======== Source records ========

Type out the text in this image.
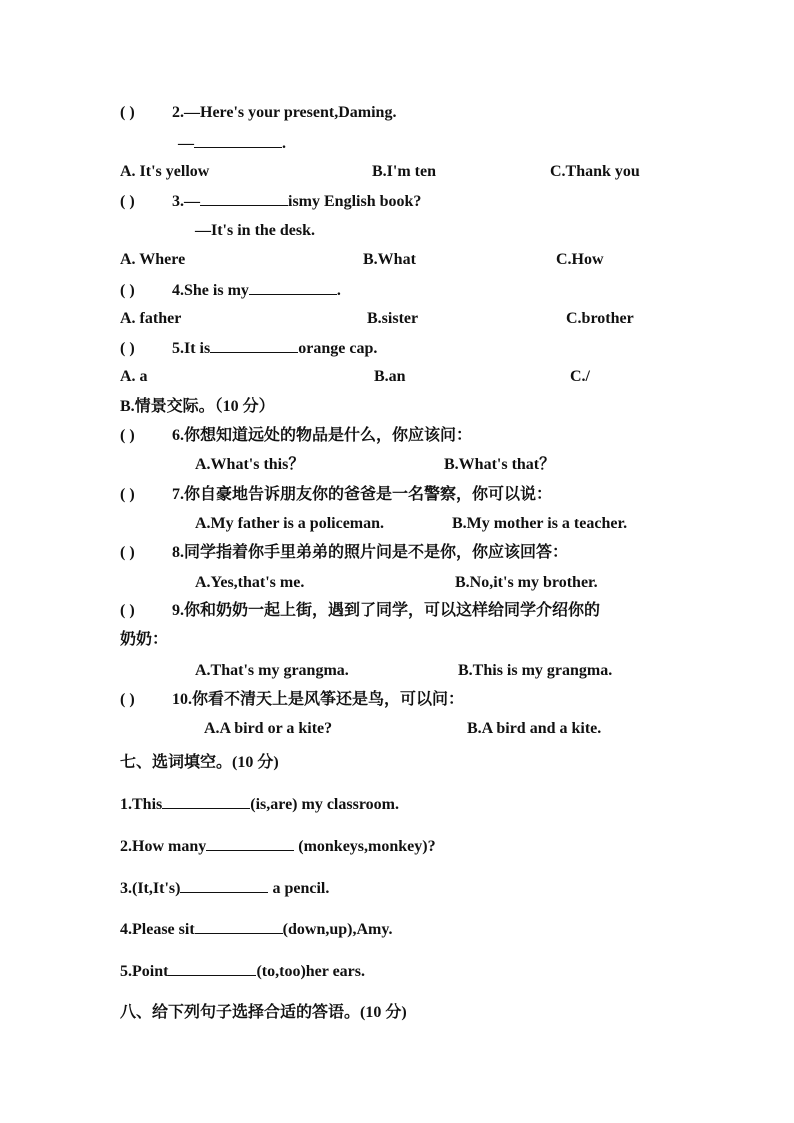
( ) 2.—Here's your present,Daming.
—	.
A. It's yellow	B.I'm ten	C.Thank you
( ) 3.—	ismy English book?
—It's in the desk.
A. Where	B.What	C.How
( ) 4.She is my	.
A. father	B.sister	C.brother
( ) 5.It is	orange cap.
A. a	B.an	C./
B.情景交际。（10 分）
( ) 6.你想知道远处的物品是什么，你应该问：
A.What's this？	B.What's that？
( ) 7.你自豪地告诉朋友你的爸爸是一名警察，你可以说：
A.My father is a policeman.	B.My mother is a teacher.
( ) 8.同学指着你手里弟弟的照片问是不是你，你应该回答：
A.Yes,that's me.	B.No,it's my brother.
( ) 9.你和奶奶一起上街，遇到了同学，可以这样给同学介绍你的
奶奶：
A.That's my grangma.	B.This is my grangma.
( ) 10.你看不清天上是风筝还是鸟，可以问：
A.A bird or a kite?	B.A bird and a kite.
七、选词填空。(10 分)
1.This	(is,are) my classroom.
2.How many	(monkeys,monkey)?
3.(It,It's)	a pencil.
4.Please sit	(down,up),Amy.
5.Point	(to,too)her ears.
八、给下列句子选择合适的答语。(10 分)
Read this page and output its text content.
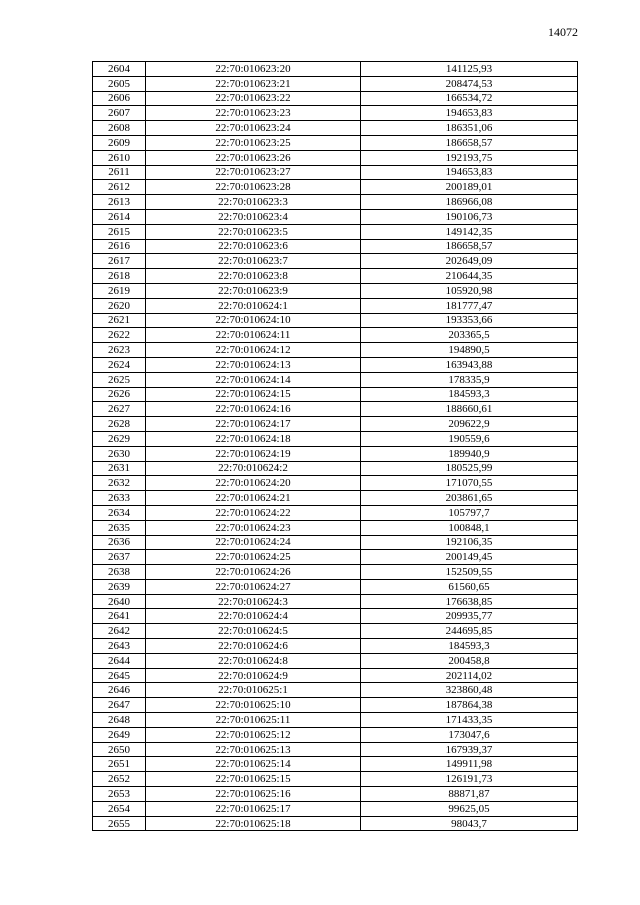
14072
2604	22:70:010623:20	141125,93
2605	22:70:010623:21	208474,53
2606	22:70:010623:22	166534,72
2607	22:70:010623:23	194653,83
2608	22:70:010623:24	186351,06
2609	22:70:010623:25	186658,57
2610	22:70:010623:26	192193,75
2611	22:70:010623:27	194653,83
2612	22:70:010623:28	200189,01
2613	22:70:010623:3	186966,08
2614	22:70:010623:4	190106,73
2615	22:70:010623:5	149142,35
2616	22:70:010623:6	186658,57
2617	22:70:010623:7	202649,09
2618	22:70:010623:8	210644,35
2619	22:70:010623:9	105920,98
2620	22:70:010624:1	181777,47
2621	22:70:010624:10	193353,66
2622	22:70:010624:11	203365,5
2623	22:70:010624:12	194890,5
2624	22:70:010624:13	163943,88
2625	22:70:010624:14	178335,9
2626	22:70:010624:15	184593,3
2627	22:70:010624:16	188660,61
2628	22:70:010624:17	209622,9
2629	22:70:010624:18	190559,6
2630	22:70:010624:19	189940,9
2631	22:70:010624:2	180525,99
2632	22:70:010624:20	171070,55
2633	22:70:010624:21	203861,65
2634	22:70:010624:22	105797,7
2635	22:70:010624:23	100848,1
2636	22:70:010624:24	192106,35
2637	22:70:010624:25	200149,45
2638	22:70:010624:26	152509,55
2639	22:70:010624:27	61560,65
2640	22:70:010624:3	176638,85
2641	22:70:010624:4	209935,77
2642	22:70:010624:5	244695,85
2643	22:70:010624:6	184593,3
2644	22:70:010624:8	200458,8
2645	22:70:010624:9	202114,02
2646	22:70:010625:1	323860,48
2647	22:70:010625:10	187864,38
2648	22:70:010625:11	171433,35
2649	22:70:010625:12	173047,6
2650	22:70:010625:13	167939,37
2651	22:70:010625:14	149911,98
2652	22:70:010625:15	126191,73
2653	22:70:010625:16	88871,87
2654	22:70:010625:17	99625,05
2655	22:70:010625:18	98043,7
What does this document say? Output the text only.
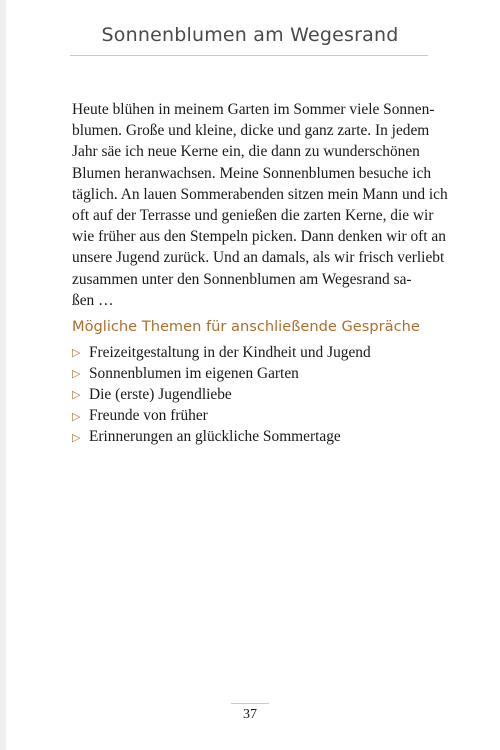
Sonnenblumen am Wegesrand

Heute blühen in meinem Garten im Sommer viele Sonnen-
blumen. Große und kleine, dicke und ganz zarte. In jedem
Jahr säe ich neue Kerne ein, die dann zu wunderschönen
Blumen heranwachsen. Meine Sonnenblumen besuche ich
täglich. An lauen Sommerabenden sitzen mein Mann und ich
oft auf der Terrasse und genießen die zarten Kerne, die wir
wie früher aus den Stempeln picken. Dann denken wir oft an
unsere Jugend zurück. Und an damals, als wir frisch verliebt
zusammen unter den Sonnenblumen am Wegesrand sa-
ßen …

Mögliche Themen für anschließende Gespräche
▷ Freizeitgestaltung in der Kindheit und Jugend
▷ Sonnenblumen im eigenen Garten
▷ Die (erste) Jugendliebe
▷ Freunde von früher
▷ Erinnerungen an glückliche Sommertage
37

========
======== Source records ========

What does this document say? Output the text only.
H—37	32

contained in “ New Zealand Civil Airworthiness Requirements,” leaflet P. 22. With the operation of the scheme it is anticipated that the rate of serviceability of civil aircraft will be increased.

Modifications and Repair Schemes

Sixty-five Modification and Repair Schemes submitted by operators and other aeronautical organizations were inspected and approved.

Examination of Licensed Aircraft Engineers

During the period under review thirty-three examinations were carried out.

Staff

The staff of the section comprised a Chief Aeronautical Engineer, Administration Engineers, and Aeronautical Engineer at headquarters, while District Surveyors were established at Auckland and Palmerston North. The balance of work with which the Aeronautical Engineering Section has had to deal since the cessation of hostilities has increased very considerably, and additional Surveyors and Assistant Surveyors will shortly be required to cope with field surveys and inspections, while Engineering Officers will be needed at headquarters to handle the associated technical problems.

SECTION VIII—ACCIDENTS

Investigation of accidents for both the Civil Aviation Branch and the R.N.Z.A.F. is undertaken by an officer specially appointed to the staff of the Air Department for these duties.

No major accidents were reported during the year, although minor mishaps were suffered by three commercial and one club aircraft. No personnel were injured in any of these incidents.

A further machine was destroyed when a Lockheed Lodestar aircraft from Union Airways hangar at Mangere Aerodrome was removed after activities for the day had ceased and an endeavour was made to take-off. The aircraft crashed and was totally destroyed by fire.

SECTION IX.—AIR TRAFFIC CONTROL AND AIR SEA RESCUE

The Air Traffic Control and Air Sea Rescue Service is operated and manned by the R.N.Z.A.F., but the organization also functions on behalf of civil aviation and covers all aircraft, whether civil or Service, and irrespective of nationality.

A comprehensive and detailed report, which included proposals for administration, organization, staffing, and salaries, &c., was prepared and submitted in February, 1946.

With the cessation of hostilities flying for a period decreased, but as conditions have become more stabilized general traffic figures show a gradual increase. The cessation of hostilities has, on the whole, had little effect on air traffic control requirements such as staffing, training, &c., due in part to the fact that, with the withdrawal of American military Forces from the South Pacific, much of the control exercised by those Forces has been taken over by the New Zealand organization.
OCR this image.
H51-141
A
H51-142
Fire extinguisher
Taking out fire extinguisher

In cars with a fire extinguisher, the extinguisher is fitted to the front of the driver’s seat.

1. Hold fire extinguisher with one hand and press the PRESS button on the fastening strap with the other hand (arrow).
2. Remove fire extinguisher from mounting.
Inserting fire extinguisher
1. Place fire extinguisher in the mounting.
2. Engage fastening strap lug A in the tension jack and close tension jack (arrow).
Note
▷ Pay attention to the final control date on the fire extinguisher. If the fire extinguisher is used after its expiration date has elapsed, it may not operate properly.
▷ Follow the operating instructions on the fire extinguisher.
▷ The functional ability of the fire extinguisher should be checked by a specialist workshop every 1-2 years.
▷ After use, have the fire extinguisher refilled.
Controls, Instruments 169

========
======== Source records ========

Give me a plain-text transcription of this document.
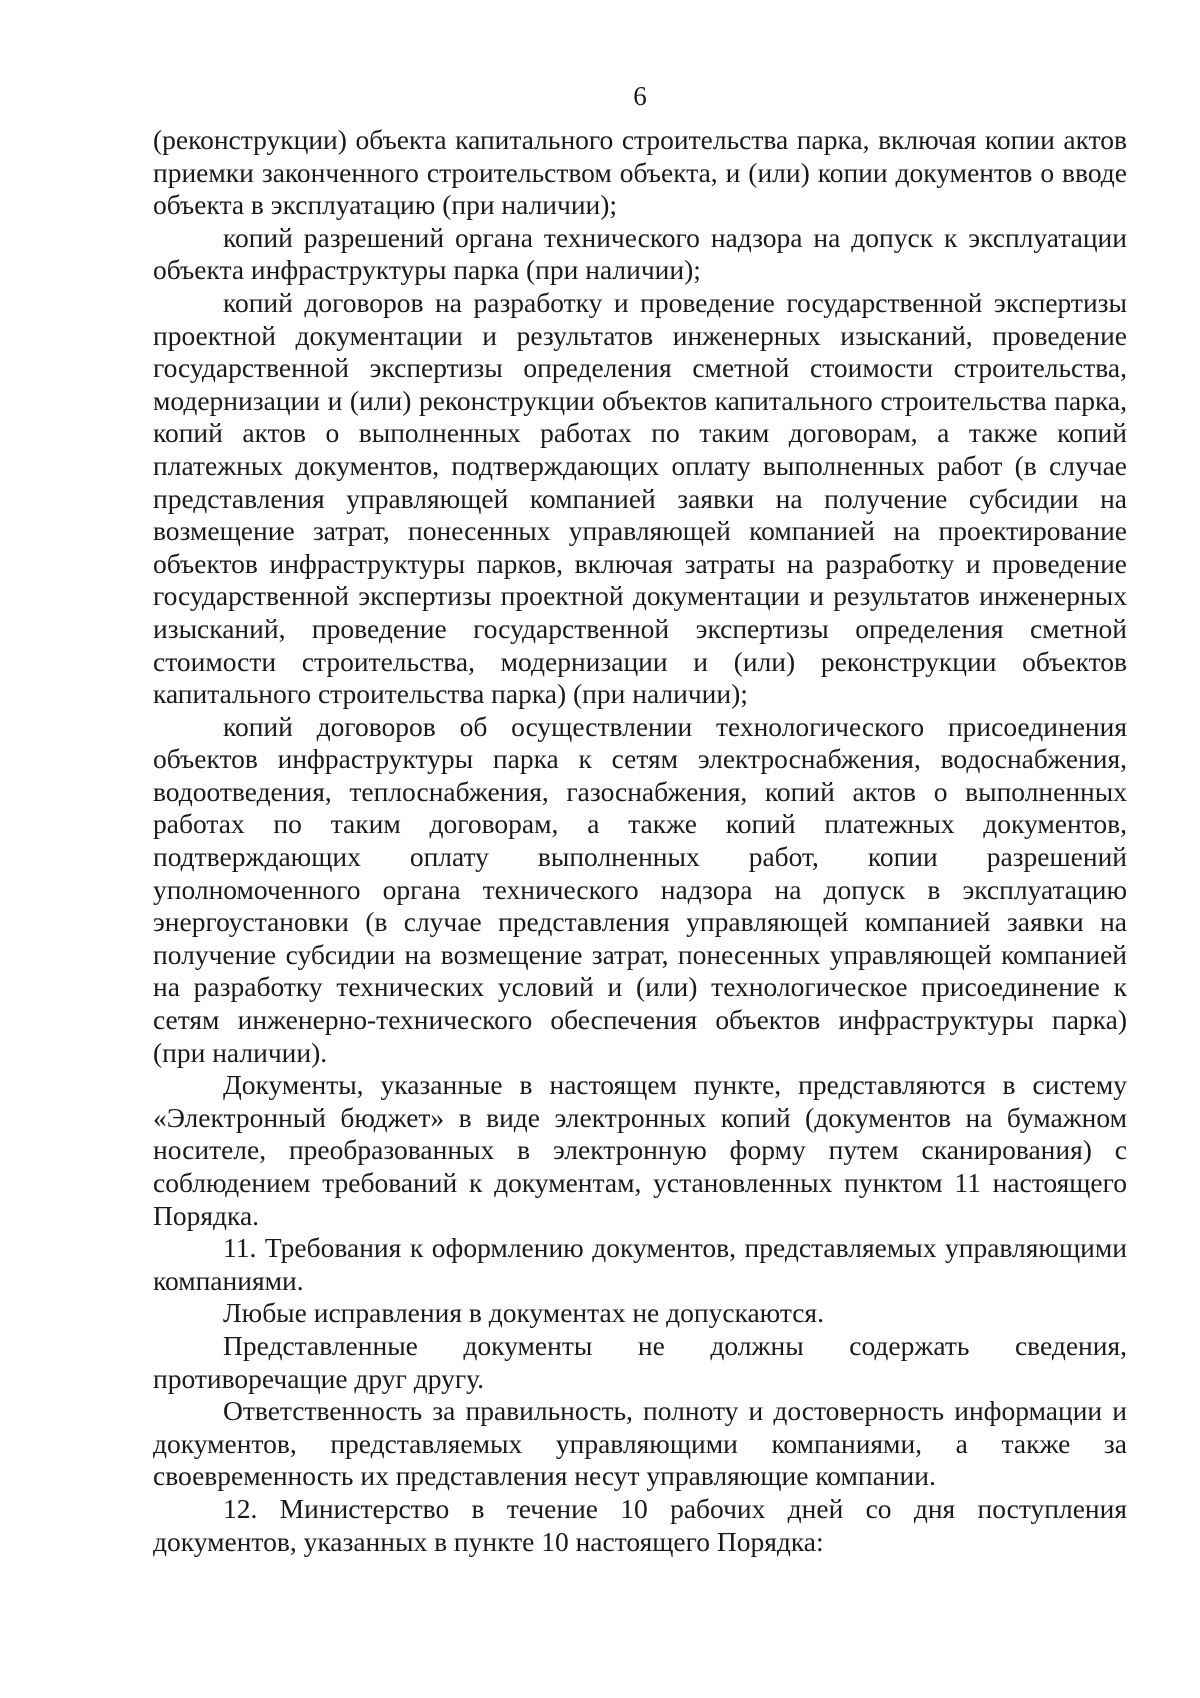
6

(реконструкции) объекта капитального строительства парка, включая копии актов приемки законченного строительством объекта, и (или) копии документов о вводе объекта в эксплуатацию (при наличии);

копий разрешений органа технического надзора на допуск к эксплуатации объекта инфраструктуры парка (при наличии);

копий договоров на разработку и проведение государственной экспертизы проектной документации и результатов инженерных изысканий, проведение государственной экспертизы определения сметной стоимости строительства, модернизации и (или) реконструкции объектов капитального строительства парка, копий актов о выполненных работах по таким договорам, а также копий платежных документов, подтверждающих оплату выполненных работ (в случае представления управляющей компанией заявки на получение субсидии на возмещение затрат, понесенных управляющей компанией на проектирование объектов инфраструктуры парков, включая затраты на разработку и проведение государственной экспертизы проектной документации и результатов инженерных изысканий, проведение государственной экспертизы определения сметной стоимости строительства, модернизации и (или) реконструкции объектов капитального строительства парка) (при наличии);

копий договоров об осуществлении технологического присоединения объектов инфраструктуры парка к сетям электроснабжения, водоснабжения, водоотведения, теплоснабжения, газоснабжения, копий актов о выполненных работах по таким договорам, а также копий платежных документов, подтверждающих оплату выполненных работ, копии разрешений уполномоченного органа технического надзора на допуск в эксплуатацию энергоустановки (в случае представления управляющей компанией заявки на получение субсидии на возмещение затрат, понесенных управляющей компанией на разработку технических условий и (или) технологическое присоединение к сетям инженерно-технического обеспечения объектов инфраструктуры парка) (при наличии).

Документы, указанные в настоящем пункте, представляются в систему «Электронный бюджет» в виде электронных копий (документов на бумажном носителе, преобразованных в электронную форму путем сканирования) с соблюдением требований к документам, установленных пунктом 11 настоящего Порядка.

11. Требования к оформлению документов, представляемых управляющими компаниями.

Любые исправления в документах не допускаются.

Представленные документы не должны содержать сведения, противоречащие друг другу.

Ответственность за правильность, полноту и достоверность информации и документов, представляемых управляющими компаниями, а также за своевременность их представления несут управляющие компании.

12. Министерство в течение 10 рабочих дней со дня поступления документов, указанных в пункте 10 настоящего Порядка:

========

Exercise directions:
List each line in the listing that contains the string "have".

Response below:
With the cessation of hostilities flying for a period decreased, but as conditions have become more stabilized general traffic figures show a gradual increase. The cessation of hostilities has, on the whole, had little effect on air traffic control requirements such as staffing, training, &c., due in part to the fact that, with the withdrawal of American military Forces from the South Pacific, much of the control exercised by those Forces has been taken over by the New Zealand organization.
▷ After use, have the fire extinguisher refilled.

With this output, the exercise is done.